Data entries

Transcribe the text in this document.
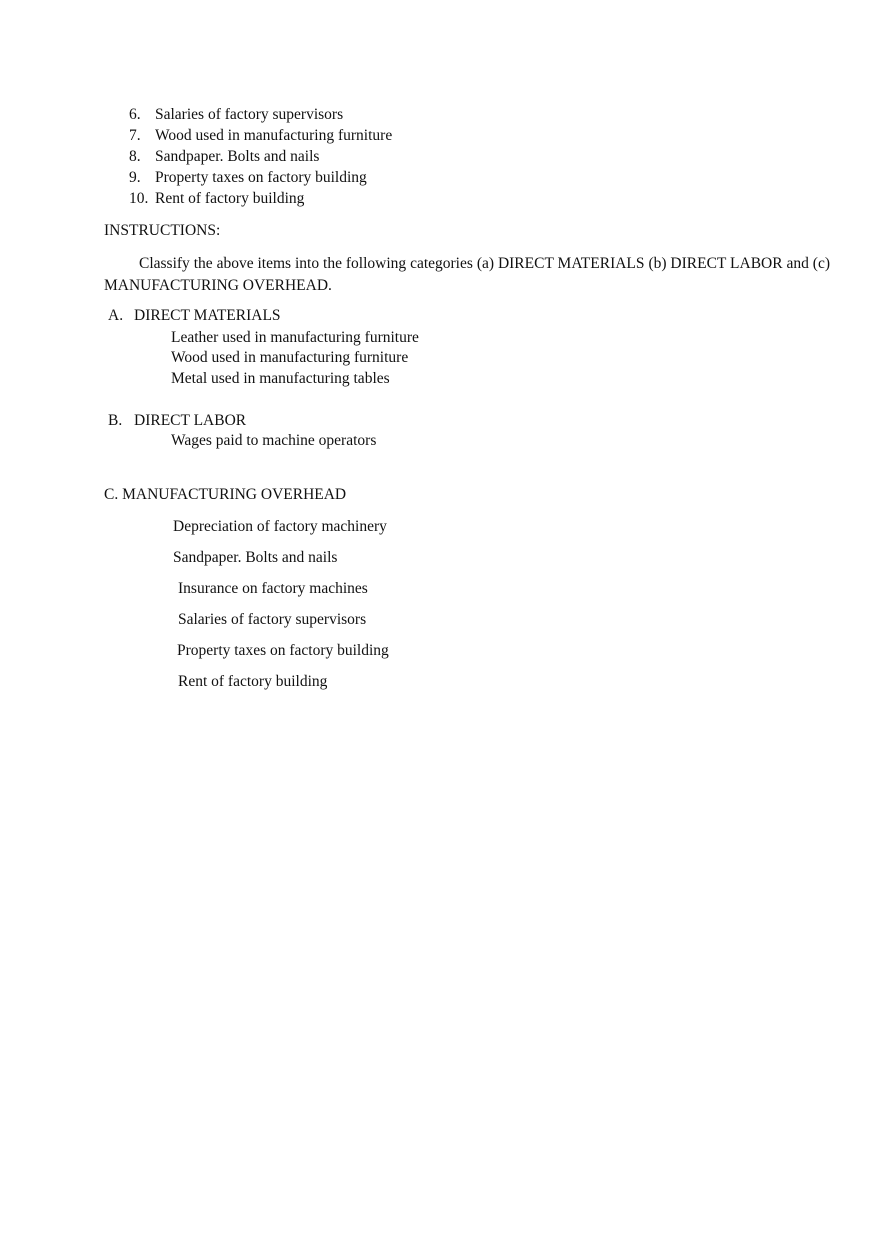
6. Salaries of factory supervisors
7. Wood used in manufacturing furniture
8. Sandpaper. Bolts and nails
9. Property taxes on factory building
10. Rent of factory building
INSTRUCTIONS:
Classify the above items into the following categories (a) DIRECT MATERIALS (b) DIRECT LABOR and (c) MANUFACTURING OVERHEAD.
A. DIRECT MATERIALS
Leather used in manufacturing furniture
Wood used in manufacturing furniture
Metal used in manufacturing tables
B. DIRECT LABOR
Wages paid to machine operators
C. MANUFACTURING OVERHEAD
Depreciation of factory machinery
Sandpaper. Bolts and nails
Insurance on factory machines
Salaries of factory supervisors
Property taxes on factory building
Rent of factory building
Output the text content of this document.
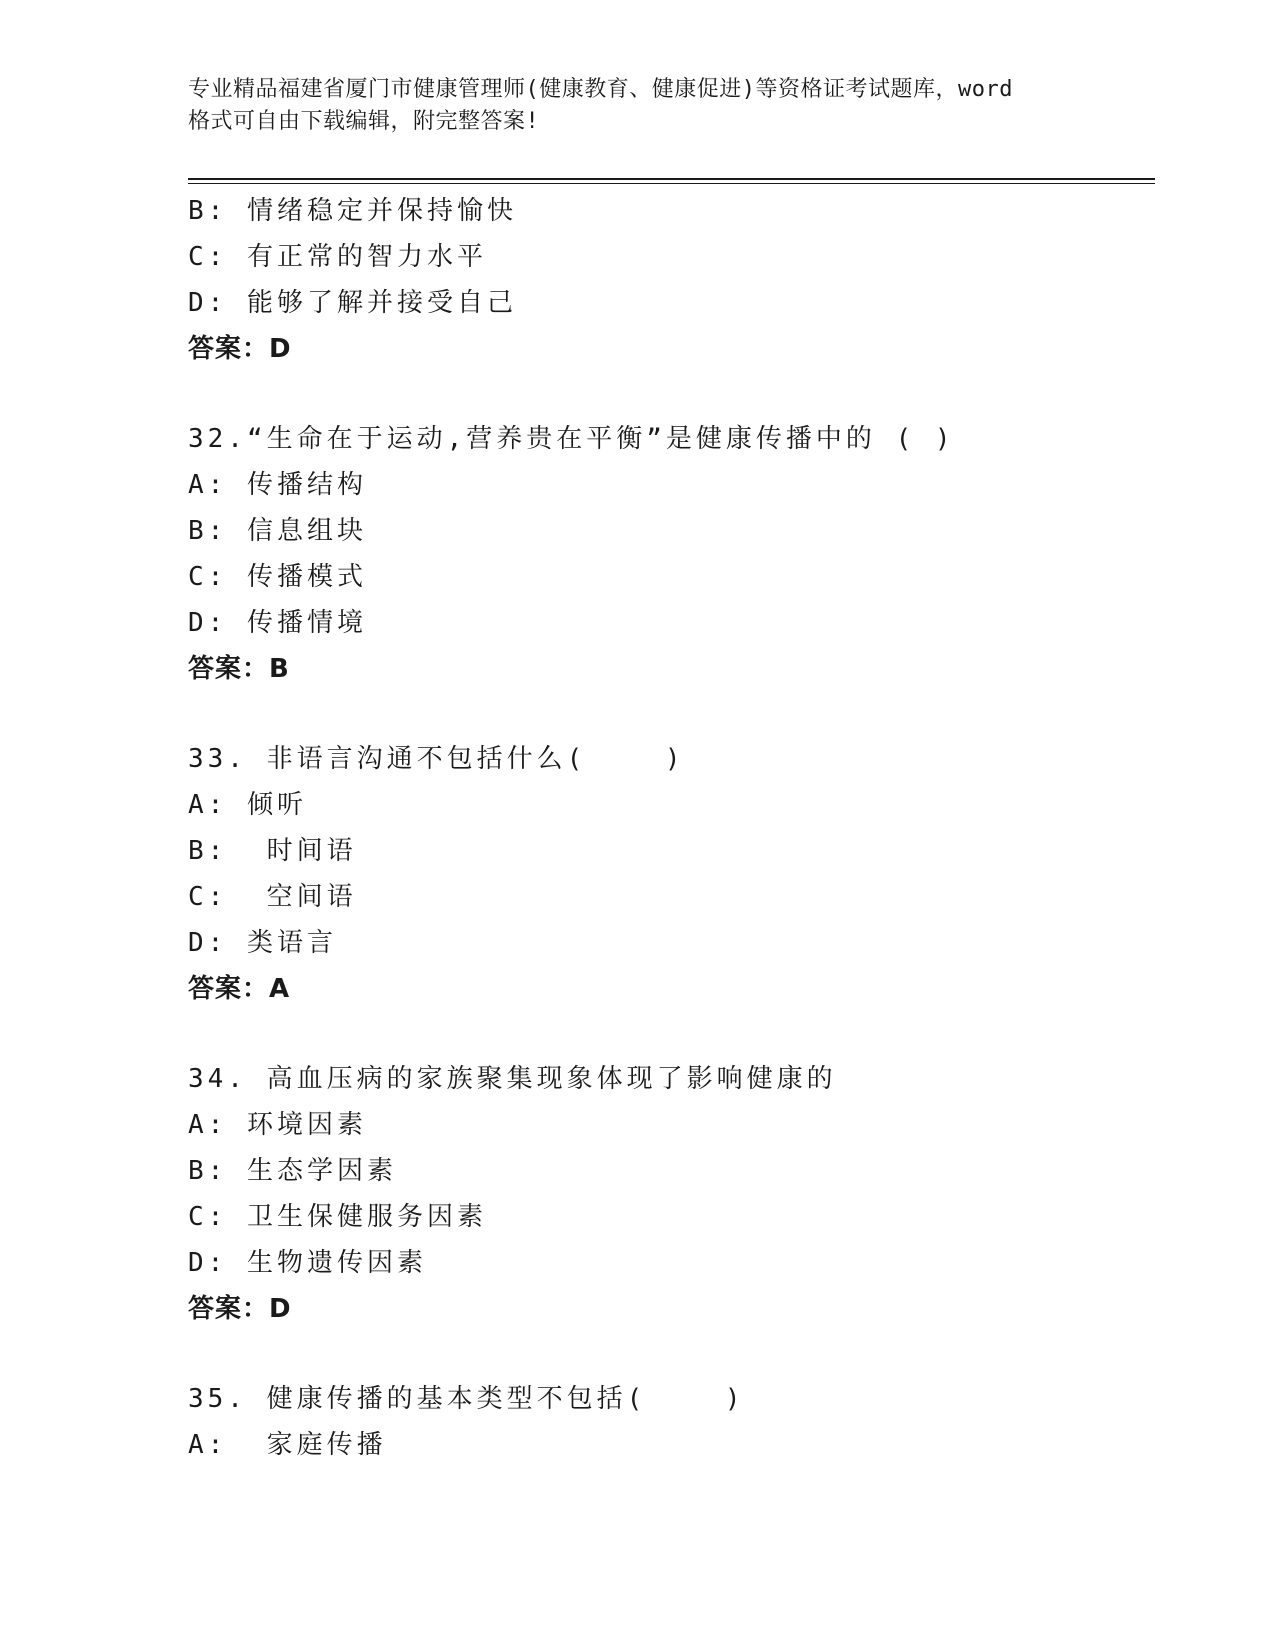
专业精品福建省厦门市健康管理师(健康教育、健康促进)等资格证考试题库，word
格式可自由下载编辑，附完整答案!
B: 情绪稳定并保持愉快
C: 有正常的智力水平
D: 能够了解并接受自己
答案：D
32.“生命在于运动,营养贵在平衡”是健康传播中的 ( )
A: 传播结构
B: 信息组块
C: 传播模式
D: 传播情境
答案：B
33. 非语言沟通不包括什么(    )
A: 倾听
B:  时间语
C:  空间语
D: 类语言
答案：A
34. 高血压病的家族聚集现象体现了影响健康的
A: 环境因素
B: 生态学因素
C: 卫生保健服务因素
D: 生物遗传因素
答案：D
35. 健康传播的基本类型不包括(    )
A:  家庭传播
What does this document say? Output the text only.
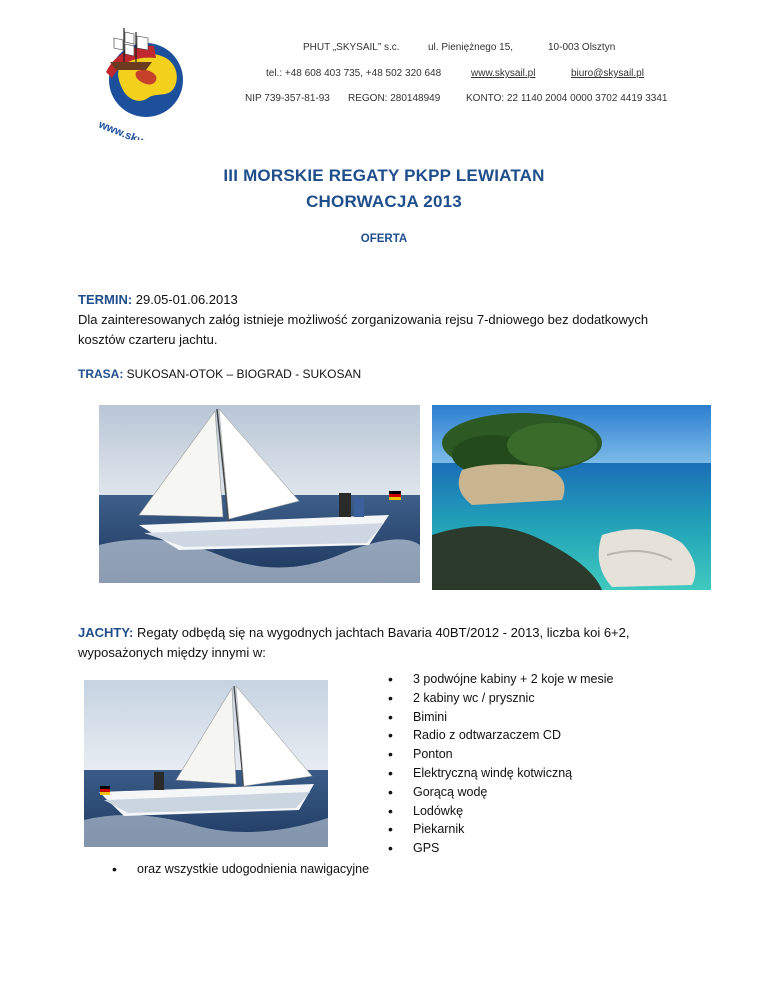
www.skysail.pl
PHUT „SKYSAIL” s.c.	ul. Pieniężnego 15,	10-003 Olsztyn
tel.: +48 608 403 735, +48 502 320 648	www.skysail.pl	biuro@skysail.pl
NIP 739-357-81-93 REGON: 280148949	KONTO: 22 1140 2004 0000 3702 4419 3341
III MORSKIE REGATY PKPP LEWIATAN
CHORWACJA 2013
OFERTA
TERMIN: 29.05-01.06.2013
Dla zainteresowanych załóg istnieje możliwość zorganizowania rejsu 7-dniowego bez dodatkowych kosztów czarteru jachtu.
TRASA: SUKOSAN-OTOK – BIOGRAD - SUKOSAN
JACHTY: Regaty odbędą się na wygodnych jachtach Bavaria 40BT/2012 - 2013, liczba koi 6+2, wyposażonych między innymi w:
• 3 podwójne kabiny + 2 koje w mesie
• 2 kabiny wc / prysznic
• Bimini
• Radio z odtwarzaczem CD
• Ponton
• Elektryczną windę kotwiczną
• Gorącą wodę
• Lodówkę
• Piekarnik
• GPS
• oraz wszystkie udogodnienia nawigacyjne
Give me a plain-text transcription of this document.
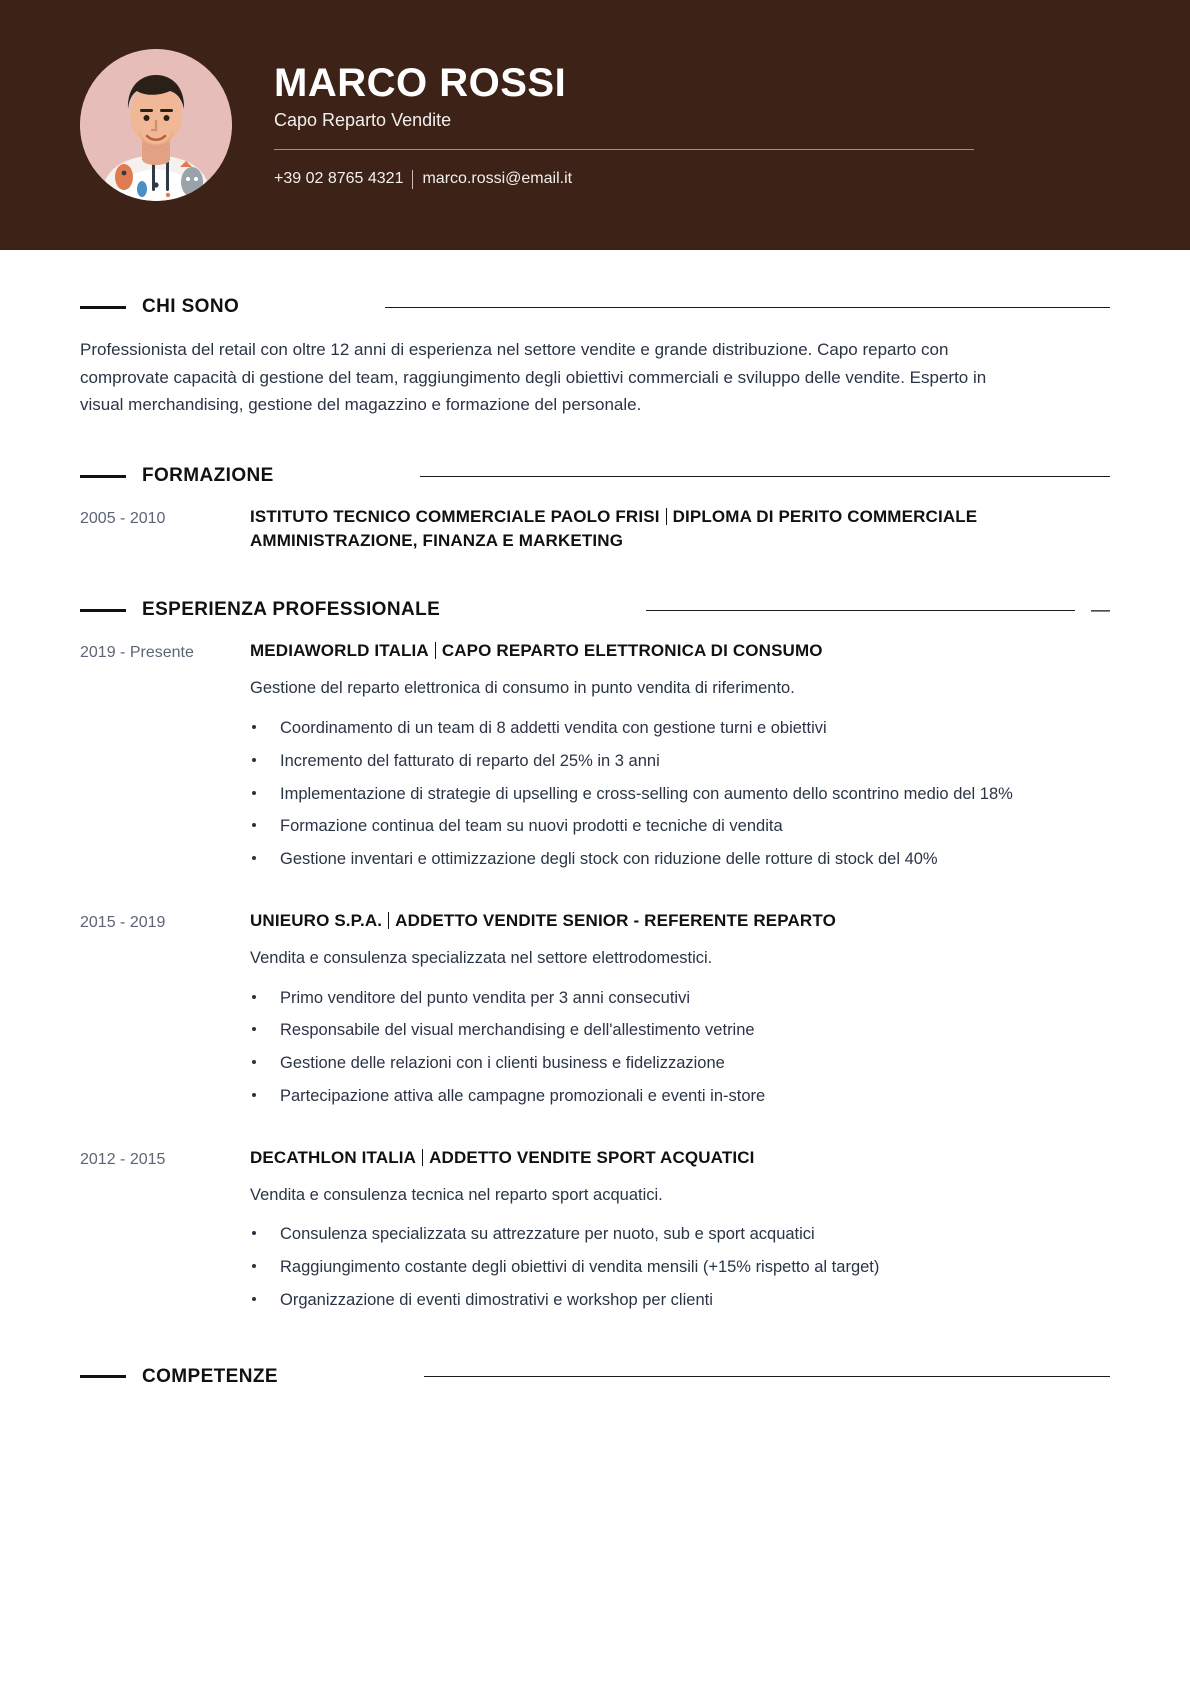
MARCO ROSSI
Capo Reparto Vendite
+39 02 8765 4321 marco.rossi@email.it
CHI SONO

Professionista del retail con oltre 12 anni di esperienza nel settore vendite e grande distribuzione. Capo reparto con comprovate capacità di gestione del team, raggiungimento degli obiettivi commerciali e sviluppo delle vendite. Esperto in visual merchandising, gestione del magazzino e formazione del personale.

FORMAZIONE
2005 - 2010	ISTITUTO TECNICO COMMERCIALE PAOLO FRISI DIPLOMA DI PERITO COMMERCIALE AMMINISTRAZIONE, FINANZA E MARKETING
ESPERIENZA PROFESSIONALE	—
2019 - Presente	MEDIAWORLD ITALIA CAPO REPARTO ELETTRONICA DI CONSUMO

Gestione del reparto elettronica di consumo in punto vendita di riferimento.

Coordinamento di un team di 8 addetti vendita con gestione turni e obiettivi
Incremento del fatturato di reparto del 25% in 3 anni
Implementazione di strategie di upselling e cross-selling con aumento dello scontrino medio del 18%
Formazione continua del team su nuovi prodotti e tecniche di vendita
Gestione inventari e ottimizzazione degli stock con riduzione delle rotture di stock del 40%
2015 - 2019	UNIEURO S.P.A. ADDETTO VENDITE SENIOR - REFERENTE REPARTO

Vendita e consulenza specializzata nel settore elettrodomestici.

Primo venditore del punto vendita per 3 anni consecutivi
Responsabile del visual merchandising e dell'allestimento vetrine
Gestione delle relazioni con i clienti business e fidelizzazione
Partecipazione attiva alle campagne promozionali e eventi in-store
2012 - 2015	DECATHLON ITALIA ADDETTO VENDITE SPORT ACQUATICI

Vendita e consulenza tecnica nel reparto sport acquatici.

Consulenza specializzata su attrezzature per nuoto, sub e sport acquatici
Raggiungimento costante degli obiettivi di vendita mensili (+15% rispetto al target)
Organizzazione di eventi dimostrativi e workshop per clienti
COMPETENZE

PROBLEM DETAILS -
From the listing, copy every line where the string "degli" appears.

THE RESPONSE -
Professionista del retail con oltre 12 anni di esperienza nel settore vendite e grande distribuzione. Capo reparto con comprovate capacità di gestione del team, raggiungimento degli obiettivi commerciali e sviluppo delle vendite. Esperto in visual merchandising, gestione del magazzino e formazione del personale.
Gestione inventari e ottimizzazione degli stock con riduzione delle rotture di stock del 40%
Raggiungimento costante degli obiettivi di vendita mensili (+15% rispetto al target)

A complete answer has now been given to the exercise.